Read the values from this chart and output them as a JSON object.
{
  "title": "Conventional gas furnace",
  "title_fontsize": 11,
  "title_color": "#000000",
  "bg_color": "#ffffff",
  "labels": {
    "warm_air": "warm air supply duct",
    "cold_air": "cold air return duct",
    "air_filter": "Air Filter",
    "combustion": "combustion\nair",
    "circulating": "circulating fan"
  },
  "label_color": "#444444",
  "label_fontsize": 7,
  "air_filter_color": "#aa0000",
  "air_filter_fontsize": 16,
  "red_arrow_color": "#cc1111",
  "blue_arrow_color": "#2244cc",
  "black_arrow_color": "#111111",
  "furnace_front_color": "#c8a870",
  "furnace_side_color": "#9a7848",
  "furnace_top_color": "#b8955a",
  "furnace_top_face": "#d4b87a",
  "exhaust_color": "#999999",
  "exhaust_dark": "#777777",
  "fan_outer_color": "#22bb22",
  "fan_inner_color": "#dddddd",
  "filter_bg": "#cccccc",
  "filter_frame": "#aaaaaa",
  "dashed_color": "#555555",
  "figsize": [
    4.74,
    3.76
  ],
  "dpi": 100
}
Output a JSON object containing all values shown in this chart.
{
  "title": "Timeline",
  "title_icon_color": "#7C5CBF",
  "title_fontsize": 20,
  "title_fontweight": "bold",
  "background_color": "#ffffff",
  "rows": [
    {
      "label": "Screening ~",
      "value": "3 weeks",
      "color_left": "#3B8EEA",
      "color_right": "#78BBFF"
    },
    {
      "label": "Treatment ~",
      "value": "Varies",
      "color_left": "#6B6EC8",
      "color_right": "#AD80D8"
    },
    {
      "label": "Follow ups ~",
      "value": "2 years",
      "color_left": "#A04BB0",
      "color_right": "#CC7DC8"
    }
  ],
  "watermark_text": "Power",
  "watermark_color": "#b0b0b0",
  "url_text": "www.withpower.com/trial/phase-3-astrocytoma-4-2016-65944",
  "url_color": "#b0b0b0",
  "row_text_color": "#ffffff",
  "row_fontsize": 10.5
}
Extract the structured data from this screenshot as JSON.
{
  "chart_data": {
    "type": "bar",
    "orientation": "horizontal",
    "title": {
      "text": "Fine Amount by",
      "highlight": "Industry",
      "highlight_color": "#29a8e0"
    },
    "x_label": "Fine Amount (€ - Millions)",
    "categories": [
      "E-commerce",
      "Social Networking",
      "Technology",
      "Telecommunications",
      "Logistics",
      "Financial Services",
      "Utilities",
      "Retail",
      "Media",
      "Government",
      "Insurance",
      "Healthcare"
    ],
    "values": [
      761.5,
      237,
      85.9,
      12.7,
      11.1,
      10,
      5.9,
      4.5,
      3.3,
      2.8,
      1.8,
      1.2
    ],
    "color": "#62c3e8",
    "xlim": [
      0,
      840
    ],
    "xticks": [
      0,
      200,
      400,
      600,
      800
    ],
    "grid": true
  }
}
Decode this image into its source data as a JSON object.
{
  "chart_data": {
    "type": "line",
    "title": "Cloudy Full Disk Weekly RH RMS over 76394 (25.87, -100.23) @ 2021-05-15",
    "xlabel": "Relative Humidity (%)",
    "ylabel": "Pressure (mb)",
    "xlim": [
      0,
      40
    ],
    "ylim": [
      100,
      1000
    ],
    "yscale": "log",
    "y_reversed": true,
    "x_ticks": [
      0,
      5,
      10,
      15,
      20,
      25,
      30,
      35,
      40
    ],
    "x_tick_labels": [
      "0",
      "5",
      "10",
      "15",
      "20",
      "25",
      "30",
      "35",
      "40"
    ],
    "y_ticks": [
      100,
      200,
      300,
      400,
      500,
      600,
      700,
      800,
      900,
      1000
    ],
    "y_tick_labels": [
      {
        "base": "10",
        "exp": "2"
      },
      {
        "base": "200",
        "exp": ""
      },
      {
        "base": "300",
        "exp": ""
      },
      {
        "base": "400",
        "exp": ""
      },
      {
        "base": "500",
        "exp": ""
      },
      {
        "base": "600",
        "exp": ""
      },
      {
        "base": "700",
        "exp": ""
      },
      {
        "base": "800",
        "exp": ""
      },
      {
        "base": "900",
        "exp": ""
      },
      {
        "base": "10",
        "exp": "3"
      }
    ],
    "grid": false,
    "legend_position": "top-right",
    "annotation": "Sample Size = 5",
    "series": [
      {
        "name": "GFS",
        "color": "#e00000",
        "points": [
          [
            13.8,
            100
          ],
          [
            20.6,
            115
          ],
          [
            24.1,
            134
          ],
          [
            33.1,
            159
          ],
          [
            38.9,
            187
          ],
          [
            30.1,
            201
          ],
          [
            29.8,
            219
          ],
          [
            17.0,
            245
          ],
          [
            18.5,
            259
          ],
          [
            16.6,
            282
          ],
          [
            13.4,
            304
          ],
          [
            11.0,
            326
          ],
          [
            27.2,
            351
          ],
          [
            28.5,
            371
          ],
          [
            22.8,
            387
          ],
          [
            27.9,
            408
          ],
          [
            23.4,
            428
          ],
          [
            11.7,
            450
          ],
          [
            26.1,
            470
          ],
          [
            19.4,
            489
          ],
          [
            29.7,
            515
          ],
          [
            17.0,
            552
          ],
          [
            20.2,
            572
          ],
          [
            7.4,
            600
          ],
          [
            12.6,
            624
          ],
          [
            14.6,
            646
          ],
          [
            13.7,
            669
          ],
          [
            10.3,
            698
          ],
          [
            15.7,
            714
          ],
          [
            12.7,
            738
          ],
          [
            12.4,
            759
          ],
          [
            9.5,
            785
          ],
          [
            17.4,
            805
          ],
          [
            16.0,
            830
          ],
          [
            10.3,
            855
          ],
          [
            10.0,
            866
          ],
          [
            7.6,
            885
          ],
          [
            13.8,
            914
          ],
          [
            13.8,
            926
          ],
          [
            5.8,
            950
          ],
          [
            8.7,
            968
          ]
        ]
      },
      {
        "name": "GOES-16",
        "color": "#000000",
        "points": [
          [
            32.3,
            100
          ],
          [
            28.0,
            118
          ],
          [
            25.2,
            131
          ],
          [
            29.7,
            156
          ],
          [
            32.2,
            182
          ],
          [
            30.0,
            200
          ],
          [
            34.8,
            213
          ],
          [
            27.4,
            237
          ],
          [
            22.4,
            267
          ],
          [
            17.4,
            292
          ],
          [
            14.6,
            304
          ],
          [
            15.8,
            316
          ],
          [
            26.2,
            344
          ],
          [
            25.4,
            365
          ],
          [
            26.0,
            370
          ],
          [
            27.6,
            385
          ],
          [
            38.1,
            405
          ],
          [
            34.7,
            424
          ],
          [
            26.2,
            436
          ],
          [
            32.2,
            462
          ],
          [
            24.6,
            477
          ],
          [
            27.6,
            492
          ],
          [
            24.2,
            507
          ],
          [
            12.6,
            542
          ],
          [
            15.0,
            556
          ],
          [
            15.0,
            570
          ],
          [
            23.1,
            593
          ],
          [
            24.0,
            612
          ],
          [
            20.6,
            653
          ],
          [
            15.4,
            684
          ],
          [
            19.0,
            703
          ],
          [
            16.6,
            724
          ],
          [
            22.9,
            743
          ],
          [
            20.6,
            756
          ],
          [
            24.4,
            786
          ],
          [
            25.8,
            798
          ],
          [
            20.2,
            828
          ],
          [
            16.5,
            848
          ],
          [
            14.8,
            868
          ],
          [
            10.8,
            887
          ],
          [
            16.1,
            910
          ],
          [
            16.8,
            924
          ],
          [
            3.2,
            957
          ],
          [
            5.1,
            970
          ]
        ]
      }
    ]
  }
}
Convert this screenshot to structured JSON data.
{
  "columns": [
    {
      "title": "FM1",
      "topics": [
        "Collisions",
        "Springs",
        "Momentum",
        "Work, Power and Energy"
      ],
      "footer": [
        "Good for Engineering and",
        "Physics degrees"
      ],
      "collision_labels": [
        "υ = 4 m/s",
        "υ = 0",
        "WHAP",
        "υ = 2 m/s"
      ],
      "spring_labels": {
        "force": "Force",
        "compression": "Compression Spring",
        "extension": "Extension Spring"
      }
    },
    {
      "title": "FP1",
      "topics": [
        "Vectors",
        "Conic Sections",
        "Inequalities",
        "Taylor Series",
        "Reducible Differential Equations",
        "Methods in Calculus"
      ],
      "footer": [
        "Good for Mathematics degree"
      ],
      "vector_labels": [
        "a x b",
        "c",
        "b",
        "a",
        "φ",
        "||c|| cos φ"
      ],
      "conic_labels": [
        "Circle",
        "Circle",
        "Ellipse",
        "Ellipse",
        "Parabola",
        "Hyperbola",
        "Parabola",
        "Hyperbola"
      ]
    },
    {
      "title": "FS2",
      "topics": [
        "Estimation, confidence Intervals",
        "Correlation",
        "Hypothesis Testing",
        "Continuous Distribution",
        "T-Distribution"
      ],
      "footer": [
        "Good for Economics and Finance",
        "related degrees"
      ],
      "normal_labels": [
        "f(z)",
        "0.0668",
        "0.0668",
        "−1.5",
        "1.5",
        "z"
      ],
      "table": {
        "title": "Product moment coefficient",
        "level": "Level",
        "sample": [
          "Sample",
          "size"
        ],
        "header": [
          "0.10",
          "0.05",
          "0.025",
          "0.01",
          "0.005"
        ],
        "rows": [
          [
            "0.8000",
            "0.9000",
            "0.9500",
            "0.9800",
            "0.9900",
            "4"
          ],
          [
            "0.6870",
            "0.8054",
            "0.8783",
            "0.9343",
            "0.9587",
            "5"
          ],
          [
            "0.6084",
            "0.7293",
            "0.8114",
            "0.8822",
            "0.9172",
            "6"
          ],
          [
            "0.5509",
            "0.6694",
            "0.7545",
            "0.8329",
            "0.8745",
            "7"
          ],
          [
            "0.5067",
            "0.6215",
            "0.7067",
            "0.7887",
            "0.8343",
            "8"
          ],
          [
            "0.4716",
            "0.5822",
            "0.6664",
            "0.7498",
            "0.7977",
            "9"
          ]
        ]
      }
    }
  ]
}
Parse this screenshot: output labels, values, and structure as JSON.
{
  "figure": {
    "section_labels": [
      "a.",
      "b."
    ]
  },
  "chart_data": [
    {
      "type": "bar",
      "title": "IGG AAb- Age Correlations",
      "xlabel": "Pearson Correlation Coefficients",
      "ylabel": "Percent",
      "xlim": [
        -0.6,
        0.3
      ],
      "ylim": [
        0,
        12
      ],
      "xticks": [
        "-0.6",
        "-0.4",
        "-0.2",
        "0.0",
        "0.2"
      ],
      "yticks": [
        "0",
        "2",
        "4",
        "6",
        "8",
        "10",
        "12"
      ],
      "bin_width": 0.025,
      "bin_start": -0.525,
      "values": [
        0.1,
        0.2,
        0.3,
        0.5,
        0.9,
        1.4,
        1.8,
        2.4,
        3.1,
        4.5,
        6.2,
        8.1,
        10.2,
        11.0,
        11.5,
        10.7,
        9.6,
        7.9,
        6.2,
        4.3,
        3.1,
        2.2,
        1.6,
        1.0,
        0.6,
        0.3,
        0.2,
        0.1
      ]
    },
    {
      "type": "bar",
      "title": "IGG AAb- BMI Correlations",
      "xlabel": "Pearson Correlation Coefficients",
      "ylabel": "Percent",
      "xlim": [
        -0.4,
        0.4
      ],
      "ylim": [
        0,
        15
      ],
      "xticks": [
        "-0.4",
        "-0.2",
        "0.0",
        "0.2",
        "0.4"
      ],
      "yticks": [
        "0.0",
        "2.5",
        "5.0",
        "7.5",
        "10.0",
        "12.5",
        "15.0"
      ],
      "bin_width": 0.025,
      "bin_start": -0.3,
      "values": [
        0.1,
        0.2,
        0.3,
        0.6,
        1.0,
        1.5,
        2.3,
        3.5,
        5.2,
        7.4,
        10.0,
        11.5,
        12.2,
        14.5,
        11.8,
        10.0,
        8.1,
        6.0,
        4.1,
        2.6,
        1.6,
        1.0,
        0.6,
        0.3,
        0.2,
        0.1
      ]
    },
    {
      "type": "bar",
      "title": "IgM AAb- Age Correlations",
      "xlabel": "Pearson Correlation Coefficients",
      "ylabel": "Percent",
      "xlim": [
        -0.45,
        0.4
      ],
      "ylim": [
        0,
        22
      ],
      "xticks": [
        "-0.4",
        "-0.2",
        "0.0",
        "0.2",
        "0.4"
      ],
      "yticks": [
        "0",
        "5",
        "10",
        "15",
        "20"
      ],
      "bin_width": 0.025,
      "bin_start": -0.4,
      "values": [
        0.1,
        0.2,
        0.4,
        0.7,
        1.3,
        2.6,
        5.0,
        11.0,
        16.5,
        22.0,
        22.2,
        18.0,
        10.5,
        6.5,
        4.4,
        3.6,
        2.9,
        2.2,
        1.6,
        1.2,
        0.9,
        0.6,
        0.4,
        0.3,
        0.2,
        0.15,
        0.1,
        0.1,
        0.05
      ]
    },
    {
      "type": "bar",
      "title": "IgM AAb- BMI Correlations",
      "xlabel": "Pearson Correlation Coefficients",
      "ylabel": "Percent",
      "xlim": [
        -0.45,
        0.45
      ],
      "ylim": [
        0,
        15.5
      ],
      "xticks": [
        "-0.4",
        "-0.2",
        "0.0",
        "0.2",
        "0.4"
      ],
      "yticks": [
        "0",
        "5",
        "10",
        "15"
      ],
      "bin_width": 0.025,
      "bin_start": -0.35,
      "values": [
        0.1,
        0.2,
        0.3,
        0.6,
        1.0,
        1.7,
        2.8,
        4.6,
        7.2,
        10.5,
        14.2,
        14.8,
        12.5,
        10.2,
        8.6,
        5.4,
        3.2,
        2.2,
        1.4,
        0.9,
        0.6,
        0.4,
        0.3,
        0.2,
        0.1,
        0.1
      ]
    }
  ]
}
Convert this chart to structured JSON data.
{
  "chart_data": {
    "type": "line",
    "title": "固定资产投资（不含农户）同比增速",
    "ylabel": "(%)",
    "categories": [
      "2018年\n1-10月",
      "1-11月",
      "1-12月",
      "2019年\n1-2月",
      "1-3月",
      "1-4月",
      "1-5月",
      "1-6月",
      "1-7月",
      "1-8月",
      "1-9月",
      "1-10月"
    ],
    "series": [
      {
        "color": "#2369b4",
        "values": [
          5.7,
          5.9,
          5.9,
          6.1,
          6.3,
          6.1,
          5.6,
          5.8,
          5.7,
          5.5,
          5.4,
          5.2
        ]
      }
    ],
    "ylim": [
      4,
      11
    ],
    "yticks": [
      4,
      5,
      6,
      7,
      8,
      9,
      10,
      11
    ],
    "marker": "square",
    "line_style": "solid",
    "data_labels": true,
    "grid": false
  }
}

- WORK TO BE COMPLETED
Extract every line from the one with "Convert this chart to structured JSON data." down to the final line above, both included, exactly as written.

- ANSWER TO THE EXERCISE
Convert this chart to structured JSON data.
{
  "chart_data": {
    "type": "line",
    "title": "固定资产投资（不含农户）同比增速",
    "ylabel": "(%)",
    "categories": [
      "2018年\n1-10月",
      "1-11月",
      "1-12月",
      "2019年\n1-2月",
      "1-3月",
      "1-4月",
      "1-5月",
      "1-6月",
      "1-7月",
      "1-8月",
      "1-9月",
      "1-10月"
    ],
    "series": [
      {
        "color": "#2369b4",
        "values": [
          5.7,
          5.9,
          5.9,
          6.1,
          6.3,
          6.1,
          5.6,
          5.8,
          5.7,
          5.5,
          5.4,
          5.2
        ]
      }
    ],
    "ylim": [
      4,
      11
    ],
    "yticks": [
      4,
      5,
      6,
      7,
      8,
      9,
      10,
      11
    ],
    "marker": "square",
    "line_style": "solid",
    "data_labels": true,
    "grid": false
  }
}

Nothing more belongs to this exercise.